Innopsis chair Phil Gibson focused on the need to retain the strong collaboration that existed in developing PSN.

He said, “One of the best things about PSN was the huge level of collaboration that went on between industry and the Cabinet Office where all parties realised that they needed to understand the capability but also that user need. This (event) for Innopsis was very important in getting everyone in the room to get a discussion going. But a lot of people in the industry feel that they’re greatly excluded from the wider discussion about the way forward. Companies need to develop their public sector marketing and product strategies and think about the question: do you want to stay in the public sector? Maybe we need to be a bit more joined up, a bit more consultative between industry and central government.”

Putting over the GDS view, Foster said, “GDS is a cloud first organisation. And so the effort that GDS has put into ICT has really been around making that happen, cloud-first. I think it is reasonable to say it may have put less effort into developing its network strategy up until this point. This is a great opportunity to really pick out why we’re doing a network strategy and develop it because of this important data that needs to be carried around for health, social care and law enforcement in ways that, as we’ve already observed, the technology that PSN is built on, is starting to look a bit long in the tooth.”

Contrasting PSN and the Health and Social Care Network (HSCN), Foster continued, “Many of you will know that I was involved in developing HSCN network obligations and standards. The reason I was there was to make sure that PSN and HSCN didn’t diverge unnecessarily because essentially they were solving fairly similar problems. The problems are different though because the philosophies are quite different between PSN and HSCN. You need to remember that. PSN doesn’t really care about the data: it cares about the network infrastructure, whereas HSCN and NHS Digital are really about the data sharing agreement and the infrastructure on which that sits.
:::
#### Brief 1:
Can you copy the data entries starting at the line containing "x-tick-label: 70 bbox=[529, 595, 547, 612]" and ending at the line containing "x-tick-label: 80 bbox=[614, 595, 632, 612]", both included, reproducing each line without change?

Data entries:
:::
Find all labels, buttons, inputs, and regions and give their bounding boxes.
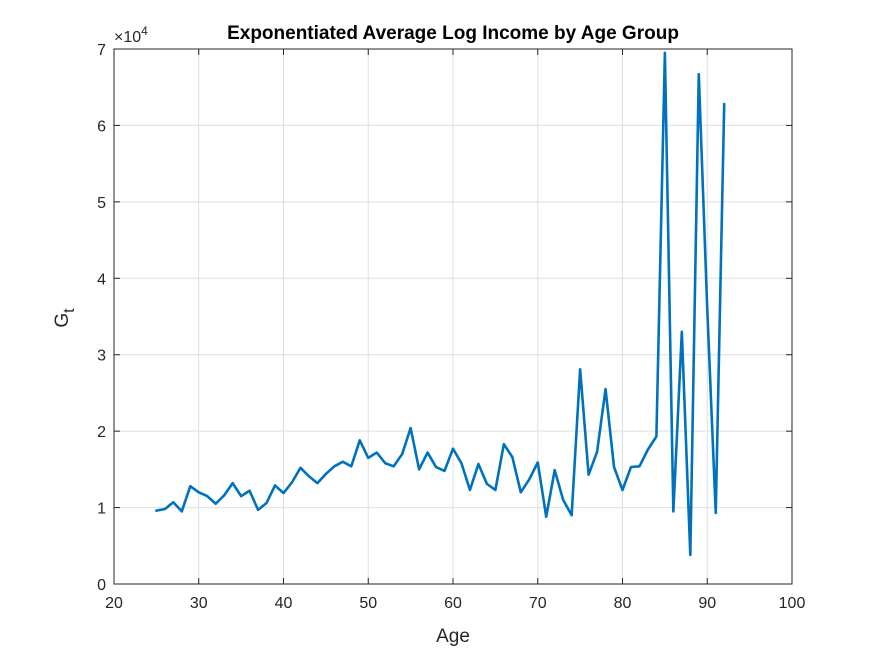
x-tick-label: 70 bbox=[529, 595, 547, 612]
x-tick-label: 30 bbox=[190, 595, 208, 612]
series-layer bbox=[155, 51, 726, 557]
y-tick-label: 1 bbox=[97, 501, 106, 518]
y-tick-label: 2 bbox=[97, 424, 106, 441]
x-tick-label: 80 bbox=[614, 595, 632, 612]
y-tick-label: 7 bbox=[97, 42, 106, 59]
x-axis-label: Age bbox=[436, 626, 470, 647]
y-tick-label: 4 bbox=[97, 271, 106, 288]
y-tick-labels: 0 1 2 3 4 5 6 7 bbox=[97, 42, 106, 594]
y-tick-label: 3 bbox=[97, 348, 106, 365]
x-tick-label: 40 bbox=[275, 595, 293, 612]
y-exponent-label: ×104 bbox=[114, 24, 148, 46]
series-line bbox=[155, 51, 726, 557]
x-tick-label: 50 bbox=[359, 595, 377, 612]
x-tick-label: 100 bbox=[779, 595, 806, 612]
x-tick-label: 20 bbox=[105, 595, 123, 612]
y-tick-label: 0 bbox=[97, 577, 106, 594]
x-tick-label: 60 bbox=[444, 595, 462, 612]
y-tick-label: 6 bbox=[97, 118, 106, 135]
x-tick-label: 90 bbox=[698, 595, 716, 612]
chart-title: Exponentiated Average Log Income by Age … bbox=[227, 23, 679, 44]
y-tick-label: 5 bbox=[97, 195, 106, 212]
plot-frame bbox=[113, 48, 793, 585]
y-axis-label: Gt bbox=[52, 308, 78, 328]
grid-lines bbox=[114, 49, 792, 584]
x-tick-labels: 20 30 40 50 60 70 80 90 100 bbox=[105, 595, 805, 612]
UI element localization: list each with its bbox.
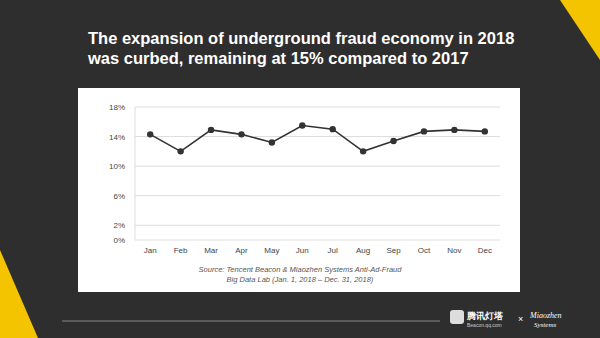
x-tick-label: Mar bbox=[204, 246, 218, 255]
grid-line bbox=[135, 195, 500, 196]
logo-text: Miaozhen bbox=[529, 311, 562, 320]
corner-decor bbox=[0, 250, 38, 338]
data-point bbox=[299, 122, 305, 128]
data-point bbox=[421, 128, 427, 134]
data-point bbox=[269, 139, 275, 145]
corner-decor bbox=[560, 0, 600, 60]
x-tick-label: Oct bbox=[418, 246, 431, 255]
y-axis-line bbox=[135, 107, 136, 240]
grid-line bbox=[135, 136, 500, 137]
data-point bbox=[208, 127, 214, 133]
grid-line bbox=[135, 225, 500, 226]
x-tick-label: Jun bbox=[296, 246, 309, 255]
chart-panel bbox=[78, 88, 520, 292]
x-tick-label: Sep bbox=[386, 246, 401, 255]
data-point bbox=[390, 138, 396, 144]
data-point bbox=[147, 131, 153, 137]
data-point bbox=[238, 131, 244, 137]
logo-text: Systems bbox=[534, 321, 556, 329]
source-note: Source: Tencent Beacon & Miaozhen System… bbox=[199, 265, 403, 274]
data-point bbox=[330, 126, 336, 132]
plot-group bbox=[147, 122, 488, 154]
y-tick-label: 2% bbox=[113, 221, 125, 230]
stage: 0% 2% 6% 10% 14% 18% Jan Feb Mar Apr May Jun Jul Aug S… bbox=[0, 0, 600, 338]
data-point bbox=[360, 148, 366, 154]
data-point bbox=[482, 128, 488, 134]
grid-line bbox=[135, 166, 500, 167]
data-point bbox=[451, 127, 457, 133]
series-line bbox=[150, 125, 485, 151]
logo-separator: × bbox=[518, 314, 523, 324]
footer-rule bbox=[62, 321, 440, 322]
logo-icon bbox=[450, 310, 464, 324]
title: The expansion of underground fraud econo… bbox=[88, 28, 528, 68]
y-tick-label: 18% bbox=[109, 103, 125, 112]
x-tick-label: Apr bbox=[235, 246, 248, 255]
data-point bbox=[177, 148, 183, 154]
y-tick-label: 0% bbox=[113, 236, 125, 245]
y-tick-label: 10% bbox=[109, 162, 125, 171]
logo-text: Beacon.qq.com bbox=[467, 322, 502, 328]
x-tick-label: Feb bbox=[174, 246, 188, 255]
x-tick-label: Aug bbox=[356, 246, 370, 255]
grid-line bbox=[135, 107, 500, 108]
y-tick-label: 6% bbox=[113, 192, 125, 201]
x-tick-label: Jul bbox=[328, 246, 338, 255]
source-note: Big Data Lab (Jan. 1, 2018 – Dec. 31, 20… bbox=[227, 275, 374, 284]
y-tick-label: 14% bbox=[109, 133, 125, 142]
x-tick-label: Jan bbox=[144, 246, 157, 255]
logo-text: 腾讯灯塔 bbox=[466, 311, 504, 321]
x-tick-label: Dec bbox=[478, 246, 492, 255]
grid-line bbox=[135, 240, 500, 241]
x-tick-label: Nov bbox=[447, 246, 461, 255]
x-tick-label: May bbox=[264, 246, 279, 255]
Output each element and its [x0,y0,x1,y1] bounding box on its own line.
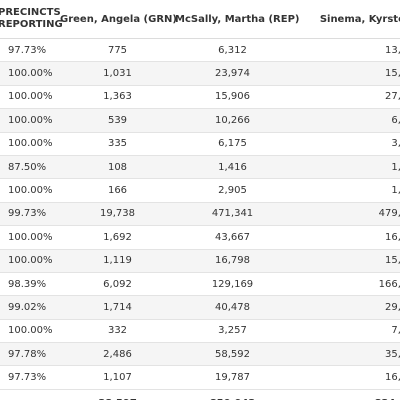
precincts-cell: 99.02% [0,295,60,320]
sinema-cell: 1,042 [290,155,400,180]
precincts-cell: 98.39% [0,272,60,297]
precincts-cell: 100.00% [0,85,60,110]
sinema-cell: 3,153 [290,132,400,156]
mcsally-cell: 23,974 [175,61,290,86]
green-cell: 1,692 [60,225,175,250]
totals-green: 38,597 [60,388,175,400]
header-sinema-kyrsten: Sinema, Kyrsten [290,0,400,39]
green-cell: 1,119 [60,249,175,273]
precincts-cell: 97.78% [0,342,60,367]
precincts-cell: 97.73% [0,365,60,390]
sinema-cell: 1,455 [290,178,400,203]
mcsally-cell: 19,787 [175,365,290,390]
green-cell: 108 [60,155,175,180]
green-cell: 6,092 [60,272,175,297]
mcsally-cell: 2,905 [175,178,290,203]
mcsally-cell: 6,175 [175,132,290,156]
precincts-cell: 100.00% [0,61,60,86]
precincts-cell: 100.00% [0,178,60,203]
precincts-cell: 100.00% [0,249,60,273]
mcsally-cell: 15,906 [175,85,290,110]
green-cell: 332 [60,319,175,344]
table-header: PRECINCTS REPORTING Green, Angela (GRN) … [0,0,400,39]
totals-sinema: 834,135 [290,388,400,400]
mcsally-cell: 1,416 [175,155,290,180]
sinema-cell: 15,009 [290,61,400,86]
sinema-cell: 29,192 [290,295,400,320]
sinema-cell: 16,580 [290,225,400,250]
green-cell: 19,738 [60,202,175,227]
precincts-cell: 100.00% [0,108,60,133]
green-cell: 539 [60,108,175,133]
mcsally-cell: 16,798 [175,249,290,273]
precincts-cell: 97.73% [0,38,60,63]
green-cell: 775 [60,38,175,63]
green-cell: 1,031 [60,61,175,86]
mcsally-cell: 6,312 [175,38,290,63]
sinema-cell: 16,052 [290,365,400,390]
sinema-cell: 166,571 [290,272,400,297]
header-precincts-reporting: PRECINCTS REPORTING [0,0,63,39]
green-cell: 1,107 [60,365,175,390]
totals-mcsally: 850,043 [175,388,290,400]
mcsally-cell: 10,266 [175,108,290,133]
totals-precincts [0,388,60,400]
precincts-cell: 99.73% [0,202,60,227]
sinema-cell: 35,423 [290,342,400,367]
header-green-angela: Green, Angela (GRN) [60,0,177,39]
sinema-cell: 13,162 [290,38,400,63]
sinema-cell: 7,598 [290,319,400,344]
mcsally-cell: 129,169 [175,272,290,297]
precincts-cell: 100.00% [0,319,60,344]
table-footer: 38,597 850,043 834,135 [0,388,400,400]
mcsally-cell: 3,257 [175,319,290,344]
green-cell: 2,486 [60,342,175,367]
header-row: PRECINCTS REPORTING Green, Angela (GRN) … [0,0,400,39]
precincts-cell: 100.00% [0,132,60,156]
sinema-cell: 6,506 [290,108,400,133]
mcsally-cell: 58,592 [175,342,290,367]
green-cell: 1,363 [60,85,175,110]
precincts-cell: 100.00% [0,225,60,250]
header-mcsally-martha: McSally, Martha (REP) [175,0,299,39]
green-cell: 166 [60,178,175,203]
sinema-cell: 479,164 [290,202,400,227]
sinema-cell: 27,874 [290,85,400,110]
sinema-cell: 15,354 [290,249,400,273]
mcsally-cell: 43,667 [175,225,290,250]
mcsally-cell: 471,341 [175,202,290,227]
green-cell: 1,714 [60,295,175,320]
mcsally-cell: 40,478 [175,295,290,320]
green-cell: 335 [60,132,175,156]
precincts-cell: 87.50% [0,155,60,180]
table-body: 97.73%7756,31213,162100.00%1,03123,97415… [0,38,400,390]
totals-row: 38,597 850,043 834,135 [0,388,400,400]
:::
#### Brief 2:
Does each statement agree with the PSN excerpt? Answer yes or no, and quote the deciding words. (a) Phil Gibson chairs Innopsis. (b) Foster calls GDS a network-first organization. (c) Foster was involved in developing HSCN network obligations and standards.

#### Final result 1:
x-tick-label: 70 bbox=[529, 595, 547, 612]
x-tick-label: 30 bbox=[190, 595, 208, 612]
series-layer bbox=[155, 51, 726, 557]
y-tick-label: 1 bbox=[97, 501, 106, 518]
y-tick-label: 2 bbox=[97, 424, 106, 441]
x-tick-label: 80 bbox=[614, 595, 632, 612]

#### Final result 2:
(a) Yes: "Innopsis chair Phil Gibson"
(b) No: "GDS is a cloud first organisation."
(c) Yes: "I was involved in developing HSCN network obligations and standards."